Required task -
Extend the forum reply offering pickup advice, picking up right after its last sentence.
* begin Document passage *
Life isn't filled with must-do rules but there are some general guidelines. You will probably agree with me that if you tell somebody, "fuck you," he won't like it. There are no must-do rules with pick up either. Snot-nosed idiots who insult themselves and everybody around them still get laid from time to time. . . but there are some general guidelines, and if you follow them, you will increase the chances of a bond with others.

You don't seem to know these guidelines. And instead of researching, thinking, and trying to figure out these simple guidelines, you've used your imagination to dream up your own.
Quote:
I told my friend to ask her friend if she`s into blondies (I`m a blond guy).
Technically not very slick but this isn't a big deal. Nobody gives a shit about these little things. . .
Quote:
I want to make a statement: the first 2 dates it was my plan not to make a single move on the girl. I really wanted to have her asking herself wether I liked her or not. I thought it was a cool move, still think it is.
^This goes against 'general pu guidelines'. You asked her out 2 times and spent a whole lot of money but you think she will question whether you like her or not based on you 'not making a move'?
Quote:
This is where I fucked up. Big time.

As Im writting this my mind is already starting to find some good excuses to make for myself; in order not to get my ego hurted by the heat of my actions. But truth is I`ve done some chicken moves on the girl wich basically costed me all the attraction and seduction I`ve built with the girl.

So now Im going to pay the full price, time for me to be a bit cruel with the person Im always gentle with: myself.
More imaginations. . .

I could go through your thread sentence by sentence and tell you 'why' your approach to pick up is yielding poor results and suggest improvements but that's really your job. You use all the PU lingo, "Eject", "cockblock", "approach", etc . . . but you haven't studied any of this. If I asked you to write down 5 openers from the top of your head, you couldn't do it. If I asked you to write down what it is that you are trying to accomplish after approaching, I don't think you could do it. Whatever it is that you think you are doing does not resemble 'pick up' in any way because you've simply imagined your own pick up method and scenarios in your head. I remember exchanging some ideas with you in your first journal thread. At that time, you pushed back on some ideas simply because you couldn't admit that you were wrong. The only reason I am here is because you invited me to be honest. So here I am. This is where you need to begin:

1. You know NOTHING about PU and everything you think you know is a joke. Throw all past imaginations of the topic out of your head.
* end Document passage *
* begin Extracted data *
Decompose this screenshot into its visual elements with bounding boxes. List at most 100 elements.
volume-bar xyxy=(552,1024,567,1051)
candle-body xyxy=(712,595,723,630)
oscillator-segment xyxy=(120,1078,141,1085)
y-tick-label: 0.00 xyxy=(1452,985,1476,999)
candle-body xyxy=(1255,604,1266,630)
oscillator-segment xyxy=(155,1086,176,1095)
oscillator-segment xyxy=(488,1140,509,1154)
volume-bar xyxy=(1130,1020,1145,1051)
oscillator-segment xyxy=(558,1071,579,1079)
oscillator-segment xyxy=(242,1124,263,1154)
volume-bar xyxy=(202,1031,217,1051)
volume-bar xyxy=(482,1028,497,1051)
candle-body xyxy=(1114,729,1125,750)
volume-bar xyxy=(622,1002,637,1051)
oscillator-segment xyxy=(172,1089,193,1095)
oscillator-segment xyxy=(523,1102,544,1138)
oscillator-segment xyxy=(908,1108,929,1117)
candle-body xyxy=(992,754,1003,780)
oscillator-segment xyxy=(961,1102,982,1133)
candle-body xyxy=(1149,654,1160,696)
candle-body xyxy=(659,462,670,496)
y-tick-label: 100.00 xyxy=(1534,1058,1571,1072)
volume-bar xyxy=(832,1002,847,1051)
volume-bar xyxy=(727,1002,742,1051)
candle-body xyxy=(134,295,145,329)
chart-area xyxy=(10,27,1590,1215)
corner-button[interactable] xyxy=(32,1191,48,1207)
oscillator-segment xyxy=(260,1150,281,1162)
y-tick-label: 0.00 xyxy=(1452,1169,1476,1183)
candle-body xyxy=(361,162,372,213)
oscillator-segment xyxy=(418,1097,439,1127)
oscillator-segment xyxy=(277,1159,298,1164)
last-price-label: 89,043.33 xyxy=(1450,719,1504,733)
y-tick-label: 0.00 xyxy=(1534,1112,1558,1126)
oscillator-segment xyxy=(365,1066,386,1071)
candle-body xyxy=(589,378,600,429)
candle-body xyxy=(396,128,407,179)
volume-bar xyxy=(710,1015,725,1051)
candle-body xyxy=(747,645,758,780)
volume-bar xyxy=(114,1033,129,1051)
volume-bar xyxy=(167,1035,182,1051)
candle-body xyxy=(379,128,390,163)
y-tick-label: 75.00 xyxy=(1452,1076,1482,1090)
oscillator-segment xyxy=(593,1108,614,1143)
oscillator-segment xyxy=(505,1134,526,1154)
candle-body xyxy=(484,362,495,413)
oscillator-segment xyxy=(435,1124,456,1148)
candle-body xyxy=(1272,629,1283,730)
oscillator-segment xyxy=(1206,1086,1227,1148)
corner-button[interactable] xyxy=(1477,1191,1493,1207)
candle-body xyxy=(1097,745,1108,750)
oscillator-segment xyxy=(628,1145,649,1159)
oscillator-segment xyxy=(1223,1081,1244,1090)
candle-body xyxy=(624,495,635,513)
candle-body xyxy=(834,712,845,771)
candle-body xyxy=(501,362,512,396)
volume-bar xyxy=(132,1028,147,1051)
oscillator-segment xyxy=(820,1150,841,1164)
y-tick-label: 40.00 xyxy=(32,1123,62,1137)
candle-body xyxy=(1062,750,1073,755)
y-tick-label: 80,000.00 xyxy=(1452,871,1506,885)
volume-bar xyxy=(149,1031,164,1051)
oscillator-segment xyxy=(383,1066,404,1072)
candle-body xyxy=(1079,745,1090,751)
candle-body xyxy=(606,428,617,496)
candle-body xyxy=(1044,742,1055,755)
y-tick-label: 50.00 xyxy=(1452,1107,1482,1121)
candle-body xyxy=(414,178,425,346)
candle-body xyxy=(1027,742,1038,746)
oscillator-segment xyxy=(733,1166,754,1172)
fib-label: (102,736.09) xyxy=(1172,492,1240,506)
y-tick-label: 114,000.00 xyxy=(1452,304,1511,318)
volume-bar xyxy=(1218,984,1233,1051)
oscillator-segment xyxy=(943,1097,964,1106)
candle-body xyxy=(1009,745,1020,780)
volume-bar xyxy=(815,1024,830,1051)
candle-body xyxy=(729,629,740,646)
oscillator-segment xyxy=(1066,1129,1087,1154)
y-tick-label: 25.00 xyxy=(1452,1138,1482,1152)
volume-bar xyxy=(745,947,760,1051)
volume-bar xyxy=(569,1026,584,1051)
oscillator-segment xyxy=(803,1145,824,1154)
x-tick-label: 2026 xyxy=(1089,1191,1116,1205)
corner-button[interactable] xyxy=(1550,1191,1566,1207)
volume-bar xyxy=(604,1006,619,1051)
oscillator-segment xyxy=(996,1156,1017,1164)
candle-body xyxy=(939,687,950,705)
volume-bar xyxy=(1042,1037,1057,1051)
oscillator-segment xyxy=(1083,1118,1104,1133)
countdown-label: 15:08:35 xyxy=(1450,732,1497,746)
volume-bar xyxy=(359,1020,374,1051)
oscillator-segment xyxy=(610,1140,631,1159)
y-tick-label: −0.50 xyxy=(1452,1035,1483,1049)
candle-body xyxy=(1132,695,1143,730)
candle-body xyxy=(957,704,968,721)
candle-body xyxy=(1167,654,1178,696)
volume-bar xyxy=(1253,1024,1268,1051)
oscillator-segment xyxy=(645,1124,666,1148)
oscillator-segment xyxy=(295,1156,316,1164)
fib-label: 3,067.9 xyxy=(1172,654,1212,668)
* end Extracted data *
Exercise answer -
2. Search "Openers" in this forum. With a handful of openers as a reference, figure out the 'guidelines' for openers. What makes them good? What makes them bad? What makes people engage in conversation.
3. Search "routines" and "conversations". Again, with a handful as a reference, figure out the guidelines. What makes them work? What are you trying to accomplish?
4. Search CLOSES. You will not find much support for a kiss close that involves quizzing a girl to death over text or a phone conversation. You will not find much support for a kiss close where you suggest 'gifting her' something then getting disappointed that she's not following along with your kiss close quiz game. You will not find support for such things because it sucks. Look for the closes that work. Figure out why they work.

5. After you search openers, routines, closes. . . and you've figured out the guidelines for success, Only then do you apply your creativity and imagination to personalize and improve pick up methods. Otherwise, you might as well as eat lots of beans and offer farts in response to a girl's conversation.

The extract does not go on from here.